Pick every line with "Media" from the material below.
>> START DATA IN THIS EXERCISE
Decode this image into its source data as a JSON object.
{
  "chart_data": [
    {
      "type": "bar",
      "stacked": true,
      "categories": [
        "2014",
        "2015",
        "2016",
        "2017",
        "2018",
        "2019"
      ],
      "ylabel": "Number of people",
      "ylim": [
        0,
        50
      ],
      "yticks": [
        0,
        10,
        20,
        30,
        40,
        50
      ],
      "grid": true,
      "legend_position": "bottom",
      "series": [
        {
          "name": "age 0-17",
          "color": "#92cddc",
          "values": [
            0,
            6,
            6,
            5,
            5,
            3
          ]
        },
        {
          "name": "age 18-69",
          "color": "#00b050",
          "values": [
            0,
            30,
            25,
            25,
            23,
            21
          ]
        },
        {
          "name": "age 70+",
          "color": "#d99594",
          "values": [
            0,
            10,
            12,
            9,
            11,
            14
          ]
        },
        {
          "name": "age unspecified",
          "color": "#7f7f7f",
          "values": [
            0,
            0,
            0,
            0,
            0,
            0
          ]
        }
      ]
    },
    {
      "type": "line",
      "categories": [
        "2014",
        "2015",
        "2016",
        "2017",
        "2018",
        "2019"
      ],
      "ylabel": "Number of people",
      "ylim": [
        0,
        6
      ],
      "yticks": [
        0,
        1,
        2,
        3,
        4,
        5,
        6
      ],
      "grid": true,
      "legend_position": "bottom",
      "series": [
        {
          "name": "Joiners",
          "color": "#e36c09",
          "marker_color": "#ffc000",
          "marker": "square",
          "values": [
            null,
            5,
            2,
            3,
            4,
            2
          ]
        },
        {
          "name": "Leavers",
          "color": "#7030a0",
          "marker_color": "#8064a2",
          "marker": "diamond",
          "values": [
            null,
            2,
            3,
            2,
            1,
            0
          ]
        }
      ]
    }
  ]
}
>> END DATA IN THIS EXERCISE
>> START DATA IN THIS EXERCISE
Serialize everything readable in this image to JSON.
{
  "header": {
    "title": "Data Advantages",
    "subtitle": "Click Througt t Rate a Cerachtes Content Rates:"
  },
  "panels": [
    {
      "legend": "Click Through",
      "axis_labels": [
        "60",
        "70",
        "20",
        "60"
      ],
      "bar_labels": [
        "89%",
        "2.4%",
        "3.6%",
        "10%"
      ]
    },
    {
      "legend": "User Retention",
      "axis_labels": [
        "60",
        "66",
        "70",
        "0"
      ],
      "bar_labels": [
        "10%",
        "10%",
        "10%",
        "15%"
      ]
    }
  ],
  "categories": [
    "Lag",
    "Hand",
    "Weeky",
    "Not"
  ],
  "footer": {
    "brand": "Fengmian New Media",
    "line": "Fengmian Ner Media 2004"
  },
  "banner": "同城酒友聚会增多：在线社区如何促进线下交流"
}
>> END DATA IN THIS EXERCISE
FULL OUTPUT →
    "brand": "Fengmian New Media",
    "line": "Fengmian Ner Media 2004"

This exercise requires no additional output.